▶ _SUPPLIED RECORDS_
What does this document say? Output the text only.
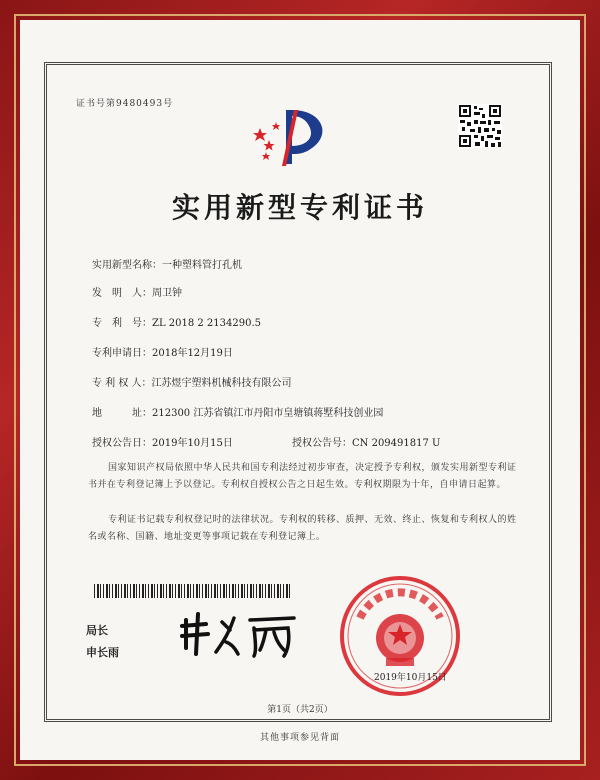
证书号第9480493号
实用新型专利证书
实用新型名称：一种塑料管打孔机
发　明　人：周卫钟
专　利　号：ZL 2018 2 2134290.5
专利申请日：2018年12月19日
专 利 权 人：江苏煜宇塑料机械科技有限公司
地　　　址：212300 江苏省镇江市丹阳市皇塘镇蒋墅科技创业园
授权公告日：2019年10月15日	授权公告号：CN 209491817 U
国家知识产权局依照中华人民共和国专利法经过初步审查，决定授予专利权，颁发实用新型专利证书并在专利登记簿上予以登记。专利权自授权公告之日起生效。专利权期限为十年，自申请日起算。
专利证书记载专利权登记时的法律状况。专利权的转移、质押、无效、终止、恢复和专利权人的姓名或名称、国籍、地址变更等事项记载在专利登记簿上。
局长
申长雨
2019年10月15日
第1页（共2页）
其他事项参见背面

▶ _STATED EXERCISE_
Each line of the data should be quoted exactly, with pictures left out.

▶ _RESPONSE_
What does this document say? Output the text only.
证书号第9480493号
实用新型专利证书
实用新型名称：一种塑料管打孔机
发　明　人：周卫钟
专　利　号：ZL 2018 2 2134290.5
专利申请日：2018年12月19日
专 利 权 人：江苏煜宇塑料机械科技有限公司
地　　　址：212300 江苏省镇江市丹阳市皇塘镇蒋墅科技创业园
授权公告日：2019年10月15日	授权公告号：CN 209491817 U
国家知识产权局依照中华人民共和国专利法经过初步审查，决定授予专利权，颁发实用新型专利证书并在专利登记簿上予以登记。专利权自授权公告之日起生效。专利权期限为十年，自申请日起算。
专利证书记载专利权登记时的法律状况。专利权的转移、质押、无效、终止、恢复和专利权人的姓名或名称、国籍、地址变更等事项记载在专利登记簿上。
局长
申长雨
2019年10月15日
第1页（共2页）
其他事项参见背面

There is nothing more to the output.